Given records:
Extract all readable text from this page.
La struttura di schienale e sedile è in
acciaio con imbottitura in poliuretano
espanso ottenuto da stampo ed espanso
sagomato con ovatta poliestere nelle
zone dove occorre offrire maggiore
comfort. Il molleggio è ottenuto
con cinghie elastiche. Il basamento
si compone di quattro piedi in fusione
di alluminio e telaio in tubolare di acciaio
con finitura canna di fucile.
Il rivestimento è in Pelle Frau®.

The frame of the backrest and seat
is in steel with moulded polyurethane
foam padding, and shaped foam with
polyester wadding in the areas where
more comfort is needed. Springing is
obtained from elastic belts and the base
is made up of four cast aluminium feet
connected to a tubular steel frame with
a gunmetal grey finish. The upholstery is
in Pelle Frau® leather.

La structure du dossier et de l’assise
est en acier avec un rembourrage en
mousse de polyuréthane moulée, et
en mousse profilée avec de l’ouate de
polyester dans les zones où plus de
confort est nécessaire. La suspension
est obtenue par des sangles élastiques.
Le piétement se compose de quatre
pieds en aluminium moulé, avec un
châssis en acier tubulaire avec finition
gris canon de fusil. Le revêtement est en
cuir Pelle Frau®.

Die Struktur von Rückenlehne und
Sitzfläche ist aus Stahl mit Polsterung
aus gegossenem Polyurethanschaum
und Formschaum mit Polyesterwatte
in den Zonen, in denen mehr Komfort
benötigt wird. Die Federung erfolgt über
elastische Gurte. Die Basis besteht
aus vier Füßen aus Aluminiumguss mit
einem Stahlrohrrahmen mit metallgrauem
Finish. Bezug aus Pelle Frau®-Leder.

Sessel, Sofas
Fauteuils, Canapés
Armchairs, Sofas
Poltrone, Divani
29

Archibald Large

Exercise objective: Each line of the listing above should be output exactly.

Response to this task:
Extract all readable text from this page.
La struttura di schienale e sedile è in
acciaio con imbottitura in poliuretano
espanso ottenuto da stampo ed espanso
sagomato con ovatta poliestere nelle
zone dove occorre offrire maggiore
comfort. Il molleggio è ottenuto
con cinghie elastiche. Il basamento
si compone di quattro piedi in fusione
di alluminio e telaio in tubolare di acciaio
con finitura canna di fucile.
Il rivestimento è in Pelle Frau®.

The frame of the backrest and seat
is in steel with moulded polyurethane
foam padding, and shaped foam with
polyester wadding in the areas where
more comfort is needed. Springing is
obtained from elastic belts and the base
is made up of four cast aluminium feet
connected to a tubular steel frame with
a gunmetal grey finish. The upholstery is
in Pelle Frau® leather.

La structure du dossier et de l’assise
est en acier avec un rembourrage en
mousse de polyuréthane moulée, et
en mousse profilée avec de l’ouate de
polyester dans les zones où plus de
confort est nécessaire. La suspension
est obtenue par des sangles élastiques.
Le piétement se compose de quatre
pieds en aluminium moulé, avec un
châssis en acier tubulaire avec finition
gris canon de fusil. Le revêtement est en
cuir Pelle Frau®.

Die Struktur von Rückenlehne und
Sitzfläche ist aus Stahl mit Polsterung
aus gegossenem Polyurethanschaum
und Formschaum mit Polyesterwatte
in den Zonen, in denen mehr Komfort
benötigt wird. Die Federung erfolgt über
elastische Gurte. Die Basis besteht
aus vier Füßen aus Aluminiumguss mit
einem Stahlrohrrahmen mit metallgrauem
Finish. Bezug aus Pelle Frau®-Leder.

Sessel, Sofas
Fauteuils, Canapés
Armchairs, Sofas
Poltrone, Divani
29

Archibald Large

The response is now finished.